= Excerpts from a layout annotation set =
....

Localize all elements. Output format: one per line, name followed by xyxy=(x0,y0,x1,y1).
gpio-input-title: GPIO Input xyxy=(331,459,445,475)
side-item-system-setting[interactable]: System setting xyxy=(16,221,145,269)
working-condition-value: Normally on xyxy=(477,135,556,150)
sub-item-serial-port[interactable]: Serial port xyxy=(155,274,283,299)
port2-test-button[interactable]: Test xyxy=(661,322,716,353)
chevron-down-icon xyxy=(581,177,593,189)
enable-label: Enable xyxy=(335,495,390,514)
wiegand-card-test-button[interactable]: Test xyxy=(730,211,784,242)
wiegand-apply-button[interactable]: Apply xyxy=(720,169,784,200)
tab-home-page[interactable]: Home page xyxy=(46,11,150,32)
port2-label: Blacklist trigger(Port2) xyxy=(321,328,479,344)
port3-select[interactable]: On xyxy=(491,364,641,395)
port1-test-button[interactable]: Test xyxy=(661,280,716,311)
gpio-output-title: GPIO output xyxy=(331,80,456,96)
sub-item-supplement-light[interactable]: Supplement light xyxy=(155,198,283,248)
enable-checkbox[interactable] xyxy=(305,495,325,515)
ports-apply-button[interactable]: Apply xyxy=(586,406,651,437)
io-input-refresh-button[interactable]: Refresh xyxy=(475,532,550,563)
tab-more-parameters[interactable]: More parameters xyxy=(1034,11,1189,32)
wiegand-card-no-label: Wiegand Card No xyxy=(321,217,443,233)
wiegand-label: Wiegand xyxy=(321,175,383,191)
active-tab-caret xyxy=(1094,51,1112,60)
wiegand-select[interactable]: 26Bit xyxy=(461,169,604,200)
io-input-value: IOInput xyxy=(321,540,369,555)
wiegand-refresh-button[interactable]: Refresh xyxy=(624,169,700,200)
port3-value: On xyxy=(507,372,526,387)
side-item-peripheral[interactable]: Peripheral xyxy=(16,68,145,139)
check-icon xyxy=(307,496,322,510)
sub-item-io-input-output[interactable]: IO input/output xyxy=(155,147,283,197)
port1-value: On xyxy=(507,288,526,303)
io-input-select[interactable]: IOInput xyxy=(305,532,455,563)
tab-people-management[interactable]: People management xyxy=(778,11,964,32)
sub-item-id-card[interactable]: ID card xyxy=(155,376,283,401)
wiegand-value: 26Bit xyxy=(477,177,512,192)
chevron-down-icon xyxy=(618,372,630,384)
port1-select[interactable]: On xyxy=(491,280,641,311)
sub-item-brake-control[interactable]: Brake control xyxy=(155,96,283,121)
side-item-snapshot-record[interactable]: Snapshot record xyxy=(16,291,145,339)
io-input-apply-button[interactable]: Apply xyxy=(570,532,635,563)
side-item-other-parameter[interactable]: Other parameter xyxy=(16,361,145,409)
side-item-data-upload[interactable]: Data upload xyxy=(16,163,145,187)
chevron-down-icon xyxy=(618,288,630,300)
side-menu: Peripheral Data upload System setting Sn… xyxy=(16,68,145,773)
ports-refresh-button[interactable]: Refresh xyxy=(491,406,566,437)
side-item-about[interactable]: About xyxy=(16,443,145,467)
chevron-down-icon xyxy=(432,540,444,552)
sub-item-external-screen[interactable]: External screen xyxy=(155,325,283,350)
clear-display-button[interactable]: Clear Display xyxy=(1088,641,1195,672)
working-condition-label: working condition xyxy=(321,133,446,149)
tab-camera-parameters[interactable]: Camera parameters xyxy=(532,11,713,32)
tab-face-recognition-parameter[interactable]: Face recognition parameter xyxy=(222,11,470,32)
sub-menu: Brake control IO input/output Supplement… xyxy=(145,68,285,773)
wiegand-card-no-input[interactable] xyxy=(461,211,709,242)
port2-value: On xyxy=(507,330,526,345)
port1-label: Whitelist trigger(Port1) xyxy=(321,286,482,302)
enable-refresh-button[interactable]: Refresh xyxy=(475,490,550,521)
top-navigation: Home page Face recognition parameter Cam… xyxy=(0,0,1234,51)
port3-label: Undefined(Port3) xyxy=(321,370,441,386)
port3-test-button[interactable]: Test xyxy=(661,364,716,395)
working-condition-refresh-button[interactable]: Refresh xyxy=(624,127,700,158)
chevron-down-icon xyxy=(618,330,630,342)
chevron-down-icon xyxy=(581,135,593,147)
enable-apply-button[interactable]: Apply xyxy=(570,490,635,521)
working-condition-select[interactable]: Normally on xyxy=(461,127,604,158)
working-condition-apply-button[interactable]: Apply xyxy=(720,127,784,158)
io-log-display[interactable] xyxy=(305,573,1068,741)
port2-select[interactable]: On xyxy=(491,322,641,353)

....

= TASK PROMPT =
Render the items, from the start through the line containing "active-tab-caret xyxy=(1094,51,1112,60)", as a numbered list, leaving out blank lines.

= SOLUTION TO THIS TASK =
1. Localize all elements. Output format: one per line, name followed by xyxy=(x0,y0,x1,y1).
2. gpio-input-title: GPIO Input xyxy=(331,459,445,475)
3. side-item-system-setting[interactable]: System setting xyxy=(16,221,145,269)
4. working-condition-value: Normally on xyxy=(477,135,556,150)
5. sub-item-serial-port[interactable]: Serial port xyxy=(155,274,283,299)
6. port2-test-button[interactable]: Test xyxy=(661,322,716,353)
7. chevron-down-icon xyxy=(581,177,593,189)
8. enable-label: Enable xyxy=(335,495,390,514)
9. wiegand-card-test-button[interactable]: Test xyxy=(730,211,784,242)
10. wiegand-apply-button[interactable]: Apply xyxy=(720,169,784,200)
11. tab-home-page[interactable]: Home page xyxy=(46,11,150,32)
12. port2-label: Blacklist trigger(Port2) xyxy=(321,328,479,344)
13. port3-select[interactable]: On xyxy=(491,364,641,395)
14. port1-test-button[interactable]: Test xyxy=(661,280,716,311)
15. gpio-output-title: GPIO output xyxy=(331,80,456,96)
16. sub-item-supplement-light[interactable]: Supplement light xyxy=(155,198,283,248)
17. enable-checkbox[interactable] xyxy=(305,495,325,515)
18. ports-apply-button[interactable]: Apply xyxy=(586,406,651,437)
19. io-input-refresh-button[interactable]: Refresh xyxy=(475,532,550,563)
20. tab-more-parameters[interactable]: More parameters xyxy=(1034,11,1189,32)
21. wiegand-card-no-label: Wiegand Card No xyxy=(321,217,443,233)
22. wiegand-label: Wiegand xyxy=(321,175,383,191)
23. active-tab-caret xyxy=(1094,51,1112,60)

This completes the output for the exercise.